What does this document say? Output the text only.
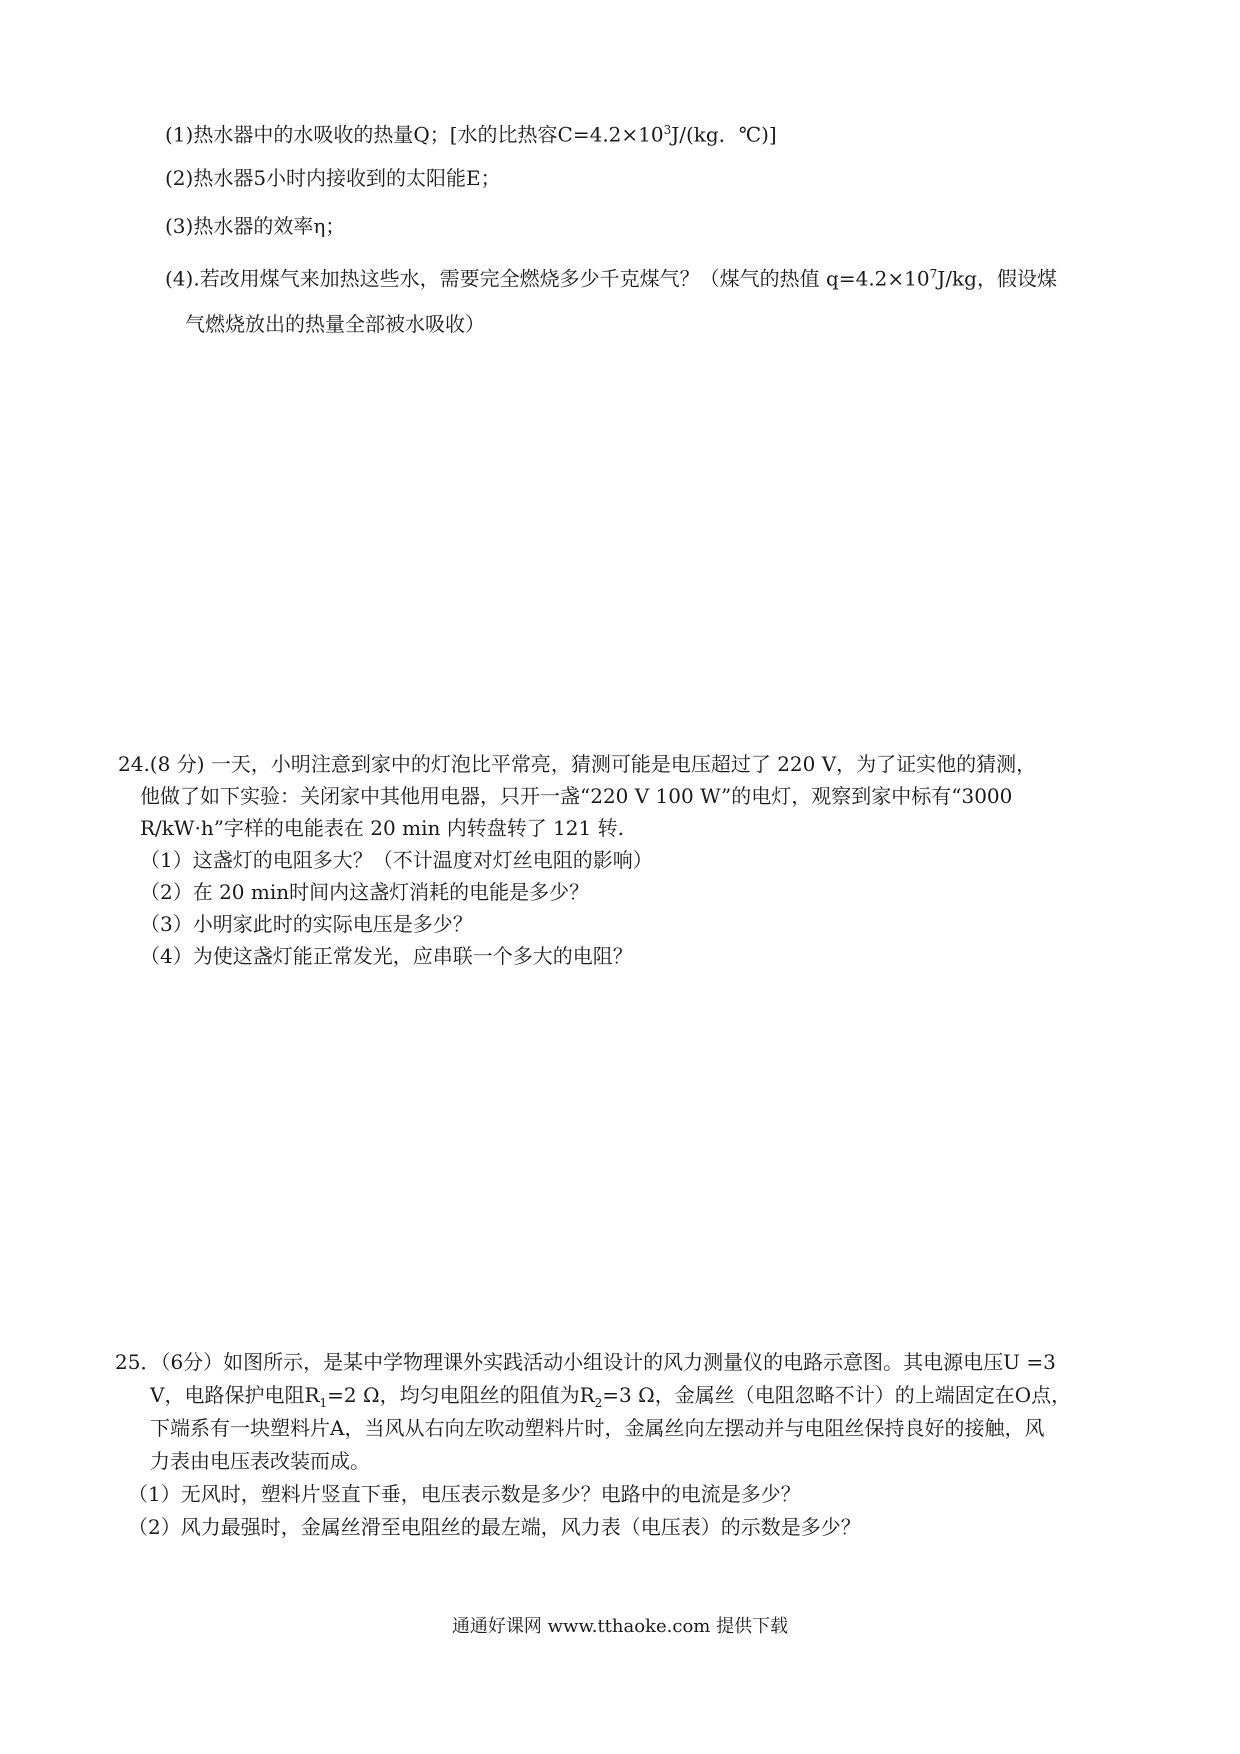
(1)热水器中的水吸收的热量Q；[水的比热容$C=4.2\times 10^3J/(kg$．℃)]
(2)热水器5小时内接收到的太阳能E；
(3)热水器的效率η；
(4).若改用煤气来加热这些水，需要完全燃烧多少千克煤气？（煤气的热值 $q=4.2\times 10^7J/kg$，假设煤
气燃烧放出的热量全部被水吸收）
24.(8 分) 一天，小明注意到家中的灯泡比平常亮，猜测可能是电压超过了 220 V，为了证实他的猜测，
他做了如下实验：关闭家中其他用电器，只开一盏“220 V 100 W”的电灯，观察到家中标有“3000
R/kW·h”字样的电能表在 20 min 内转盘转了 121 转.
（1）这盏灯的电阻多大？（不计温度对灯丝电阻的影响）
（2）在 20 min时间内这盏灯消耗的电能是多少？
（3）小明家此时的实际电压是多少？
（4）为使这盏灯能正常发光，应串联一个多大的电阻？
25．（6分）如图所示，是某中学物理课外实践活动小组设计的风力测量仪的电路示意图。其电源电压U =3
V，电路保护电阻$R_1=2$ Ω，均匀电阻丝的阻值为$R_2=3$ Ω，金属丝（电阻忽略不计）的上端固定在O点，
下端系有一块塑料片A，当风从右向左吹动塑料片时，金属丝向左摆动并与电阻丝保持良好的接触，风
力表由电压表改装而成。
（1）无风时，塑料片竖直下垂，电压表示数是多少？电路中的电流是多少？
（2）风力最强时，金属丝滑至电阻丝的最左端，风力表（电压表）的示数是多少？
通通好课网 www.tthaoke.com 提供下载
================================
### DIRECTIONS
Retype every entry verbatim and exclude the pictures from the copy.

### FINISHED ANSWER
What does this document say? Output the text only.
(1)热水器中的水吸收的热量Q；[水的比热容$C=4.2\times 10^3J/(kg$．℃)]
(2)热水器5小时内接收到的太阳能E；
(3)热水器的效率η；
(4).若改用煤气来加热这些水，需要完全燃烧多少千克煤气？（煤气的热值 $q=4.2\times 10^7J/kg$，假设煤
气燃烧放出的热量全部被水吸收）
24.(8 分) 一天，小明注意到家中的灯泡比平常亮，猜测可能是电压超过了 220 V，为了证实他的猜测，
他做了如下实验：关闭家中其他用电器，只开一盏“220 V 100 W”的电灯，观察到家中标有“3000
R/kW·h”字样的电能表在 20 min 内转盘转了 121 转.
（1）这盏灯的电阻多大？（不计温度对灯丝电阻的影响）
（2）在 20 min时间内这盏灯消耗的电能是多少？
（3）小明家此时的实际电压是多少？
（4）为使这盏灯能正常发光，应串联一个多大的电阻？
25．（6分）如图所示，是某中学物理课外实践活动小组设计的风力测量仪的电路示意图。其电源电压U =3
V，电路保护电阻$R_1=2$ Ω，均匀电阻丝的阻值为$R_2=3$ Ω，金属丝（电阻忽略不计）的上端固定在O点，
下端系有一块塑料片A，当风从右向左吹动塑料片时，金属丝向左摆动并与电阻丝保持良好的接触，风
力表由电压表改装而成。
（1）无风时，塑料片竖直下垂，电压表示数是多少？电路中的电流是多少？
（2）风力最强时，金属丝滑至电阻丝的最左端，风力表（电压表）的示数是多少？
通通好课网 www.tthaoke.com 提供下载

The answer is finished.